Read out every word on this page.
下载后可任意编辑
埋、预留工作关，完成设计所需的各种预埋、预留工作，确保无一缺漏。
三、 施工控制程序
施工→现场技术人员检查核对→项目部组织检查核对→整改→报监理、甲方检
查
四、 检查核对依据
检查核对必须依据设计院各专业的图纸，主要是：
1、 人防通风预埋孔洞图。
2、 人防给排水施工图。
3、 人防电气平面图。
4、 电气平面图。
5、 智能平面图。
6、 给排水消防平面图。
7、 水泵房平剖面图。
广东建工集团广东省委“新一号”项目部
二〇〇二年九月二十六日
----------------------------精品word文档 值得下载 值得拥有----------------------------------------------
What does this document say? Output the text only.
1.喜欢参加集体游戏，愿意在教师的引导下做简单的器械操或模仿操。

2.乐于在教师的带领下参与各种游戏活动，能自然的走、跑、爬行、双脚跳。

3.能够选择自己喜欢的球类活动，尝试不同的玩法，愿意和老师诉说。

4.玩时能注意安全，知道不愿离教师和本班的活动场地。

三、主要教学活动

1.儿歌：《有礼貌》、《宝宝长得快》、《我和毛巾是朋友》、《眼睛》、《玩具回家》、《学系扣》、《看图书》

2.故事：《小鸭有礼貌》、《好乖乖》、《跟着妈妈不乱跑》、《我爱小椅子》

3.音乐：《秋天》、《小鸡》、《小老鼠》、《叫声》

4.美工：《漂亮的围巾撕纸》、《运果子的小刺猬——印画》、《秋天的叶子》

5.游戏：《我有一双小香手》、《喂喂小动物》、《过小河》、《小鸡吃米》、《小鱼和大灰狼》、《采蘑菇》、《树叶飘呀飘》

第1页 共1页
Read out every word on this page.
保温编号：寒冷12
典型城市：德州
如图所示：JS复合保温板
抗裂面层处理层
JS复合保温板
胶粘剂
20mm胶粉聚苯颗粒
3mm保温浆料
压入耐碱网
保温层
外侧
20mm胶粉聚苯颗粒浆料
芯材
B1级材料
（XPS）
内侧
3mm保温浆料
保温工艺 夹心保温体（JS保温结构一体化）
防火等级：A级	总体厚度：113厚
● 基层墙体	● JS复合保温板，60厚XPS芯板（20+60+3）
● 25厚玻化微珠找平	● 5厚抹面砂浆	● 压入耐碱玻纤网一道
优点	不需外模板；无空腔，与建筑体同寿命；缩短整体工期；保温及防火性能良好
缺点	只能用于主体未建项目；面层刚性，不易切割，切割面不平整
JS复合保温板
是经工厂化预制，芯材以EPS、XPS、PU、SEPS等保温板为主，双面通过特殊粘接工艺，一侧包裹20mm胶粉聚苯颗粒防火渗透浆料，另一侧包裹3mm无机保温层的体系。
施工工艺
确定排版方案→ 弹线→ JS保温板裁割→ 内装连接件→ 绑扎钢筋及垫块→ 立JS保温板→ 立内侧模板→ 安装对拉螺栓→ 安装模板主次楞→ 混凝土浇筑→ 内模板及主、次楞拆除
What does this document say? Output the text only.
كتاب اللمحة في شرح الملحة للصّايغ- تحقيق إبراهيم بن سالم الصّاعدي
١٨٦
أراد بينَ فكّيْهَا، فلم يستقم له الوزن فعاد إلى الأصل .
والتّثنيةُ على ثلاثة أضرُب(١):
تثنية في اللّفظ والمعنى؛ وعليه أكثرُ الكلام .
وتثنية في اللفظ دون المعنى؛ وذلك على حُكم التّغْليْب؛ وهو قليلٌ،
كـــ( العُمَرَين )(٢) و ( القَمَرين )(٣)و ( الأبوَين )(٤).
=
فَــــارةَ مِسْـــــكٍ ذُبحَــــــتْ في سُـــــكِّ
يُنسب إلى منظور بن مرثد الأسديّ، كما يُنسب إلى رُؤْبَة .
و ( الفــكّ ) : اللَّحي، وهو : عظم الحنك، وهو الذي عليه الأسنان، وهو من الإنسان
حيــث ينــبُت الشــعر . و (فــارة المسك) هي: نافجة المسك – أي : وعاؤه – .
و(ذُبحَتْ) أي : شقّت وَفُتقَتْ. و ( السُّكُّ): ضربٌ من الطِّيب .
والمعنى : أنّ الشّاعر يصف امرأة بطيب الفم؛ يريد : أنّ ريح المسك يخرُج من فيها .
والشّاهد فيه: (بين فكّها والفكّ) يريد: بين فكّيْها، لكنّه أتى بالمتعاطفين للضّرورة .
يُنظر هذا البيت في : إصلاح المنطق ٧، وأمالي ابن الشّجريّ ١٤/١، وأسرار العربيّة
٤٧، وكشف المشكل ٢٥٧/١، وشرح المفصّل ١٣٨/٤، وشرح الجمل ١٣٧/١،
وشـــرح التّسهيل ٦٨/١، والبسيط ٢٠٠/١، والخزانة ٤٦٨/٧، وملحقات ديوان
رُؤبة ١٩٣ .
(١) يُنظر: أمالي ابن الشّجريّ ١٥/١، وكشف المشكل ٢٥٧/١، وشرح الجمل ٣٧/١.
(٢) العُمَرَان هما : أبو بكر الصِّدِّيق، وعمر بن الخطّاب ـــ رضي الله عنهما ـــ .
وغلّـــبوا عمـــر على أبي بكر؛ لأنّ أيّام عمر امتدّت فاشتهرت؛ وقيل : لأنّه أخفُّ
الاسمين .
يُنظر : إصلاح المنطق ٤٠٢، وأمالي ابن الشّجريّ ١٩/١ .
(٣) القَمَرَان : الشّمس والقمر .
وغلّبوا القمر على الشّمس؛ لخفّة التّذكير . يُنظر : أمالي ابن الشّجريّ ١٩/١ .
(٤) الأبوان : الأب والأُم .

## TASK TO CARRY OUT:
Retype all of the entries precisely as they are.

## EXERCISE OUTPUT:
Read out every word on this page.
下载后可任意编辑
埋、预留工作关，完成设计所需的各种预埋、预留工作，确保无一缺漏。
三、 施工控制程序
施工→现场技术人员检查核对→项目部组织检查核对→整改→报监理、甲方检
查
四、 检查核对依据
检查核对必须依据设计院各专业的图纸，主要是：
1、 人防通风预埋孔洞图。
2、 人防给排水施工图。
3、 人防电气平面图。
4、 电气平面图。
5、 智能平面图。
6、 给排水消防平面图。
7、 水泵房平剖面图。
广东建工集团广东省委“新一号”项目部
二〇〇二年九月二十六日
----------------------------精品word文档 值得下载 值得拥有----------------------------------------------
What does this document say? Output the text only.
1.喜欢参加集体游戏，愿意在教师的引导下做简单的器械操或模仿操。

2.乐于在教师的带领下参与各种游戏活动，能自然的走、跑、爬行、双脚跳。

3.能够选择自己喜欢的球类活动，尝试不同的玩法，愿意和老师诉说。

4.玩时能注意安全，知道不愿离教师和本班的活动场地。

三、主要教学活动

1.儿歌：《有礼貌》、《宝宝长得快》、《我和毛巾是朋友》、《眼睛》、《玩具回家》、《学系扣》、《看图书》

2.故事：《小鸭有礼貌》、《好乖乖》、《跟着妈妈不乱跑》、《我爱小椅子》

3.音乐：《秋天》、《小鸡》、《小老鼠》、《叫声》

4.美工：《漂亮的围巾撕纸》、《运果子的小刺猬——印画》、《秋天的叶子》

5.游戏：《我有一双小香手》、《喂喂小动物》、《过小河》、《小鸡吃米》、《小鱼和大灰狼》、《采蘑菇》、《树叶飘呀飘》

第1页 共1页
Read out every word on this page.
保温编号：寒冷12
典型城市：德州
如图所示：JS复合保温板
抗裂面层处理层
JS复合保温板
胶粘剂
20mm胶粉聚苯颗粒
3mm保温浆料
压入耐碱网
保温层
外侧
20mm胶粉聚苯颗粒浆料
芯材
B1级材料
（XPS）
内侧
3mm保温浆料
保温工艺 夹心保温体（JS保温结构一体化）
防火等级：A级	总体厚度：113厚
● 基层墙体	● JS复合保温板，60厚XPS芯板（20+60+3）
● 25厚玻化微珠找平	● 5厚抹面砂浆	● 压入耐碱玻纤网一道
优点	不需外模板；无空腔，与建筑体同寿命；缩短整体工期；保温及防火性能良好
缺点	只能用于主体未建项目；面层刚性，不易切割，切割面不平整
JS复合保温板
是经工厂化预制，芯材以EPS、XPS、PU、SEPS等保温板为主，双面通过特殊粘接工艺，一侧包裹20mm胶粉聚苯颗粒防火渗透浆料，另一侧包裹3mm无机保温层的体系。
施工工艺
确定排版方案→ 弹线→ JS保温板裁割→ 内装连接件→ 绑扎钢筋及垫块→ 立JS保温板→ 立内侧模板→ 安装对拉螺栓→ 安装模板主次楞→ 混凝土浇筑→ 内模板及主、次楞拆除
What does this document say? Output the text only.
كتاب اللمحة في شرح الملحة للصّايغ- تحقيق إبراهيم بن سالم الصّاعدي
١٨٦
أراد بينَ فكّيْهَا، فلم يستقم له الوزن فعاد إلى الأصل .
والتّثنيةُ على ثلاثة أضرُب(١):
تثنية في اللّفظ والمعنى؛ وعليه أكثرُ الكلام .
وتثنية في اللفظ دون المعنى؛ وذلك على حُكم التّغْليْب؛ وهو قليلٌ،
كـــ( العُمَرَين )(٢) و ( القَمَرين )(٣)و ( الأبوَين )(٤).
=
فَــــارةَ مِسْـــــكٍ ذُبحَــــــتْ في سُـــــكِّ
يُنسب إلى منظور بن مرثد الأسديّ، كما يُنسب إلى رُؤْبَة .
و ( الفــكّ ) : اللَّحي، وهو : عظم الحنك، وهو الذي عليه الأسنان، وهو من الإنسان
حيــث ينــبُت الشــعر . و (فــارة المسك) هي: نافجة المسك – أي : وعاؤه – .
و(ذُبحَتْ) أي : شقّت وَفُتقَتْ. و ( السُّكُّ): ضربٌ من الطِّيب .
والمعنى : أنّ الشّاعر يصف امرأة بطيب الفم؛ يريد : أنّ ريح المسك يخرُج من فيها .
والشّاهد فيه: (بين فكّها والفكّ) يريد: بين فكّيْها، لكنّه أتى بالمتعاطفين للضّرورة .
يُنظر هذا البيت في : إصلاح المنطق ٧، وأمالي ابن الشّجريّ ١٤/١، وأسرار العربيّة
٤٧، وكشف المشكل ٢٥٧/١، وشرح المفصّل ١٣٨/٤، وشرح الجمل ١٣٧/١،
وشـــرح التّسهيل ٦٨/١، والبسيط ٢٠٠/١، والخزانة ٤٦٨/٧، وملحقات ديوان
رُؤبة ١٩٣ .
(١) يُنظر: أمالي ابن الشّجريّ ١٥/١، وكشف المشكل ٢٥٧/١، وشرح الجمل ٣٧/١.
(٢) العُمَرَان هما : أبو بكر الصِّدِّيق، وعمر بن الخطّاب ـــ رضي الله عنهما ـــ .
وغلّـــبوا عمـــر على أبي بكر؛ لأنّ أيّام عمر امتدّت فاشتهرت؛ وقيل : لأنّه أخفُّ
الاسمين .
يُنظر : إصلاح المنطق ٤٠٢، وأمالي ابن الشّجريّ ١٩/١ .
(٣) القَمَرَان : الشّمس والقمر .
وغلّبوا القمر على الشّمس؛ لخفّة التّذكير . يُنظر : أمالي ابن الشّجريّ ١٩/١ .
(٤) الأبوان : الأب والأُم .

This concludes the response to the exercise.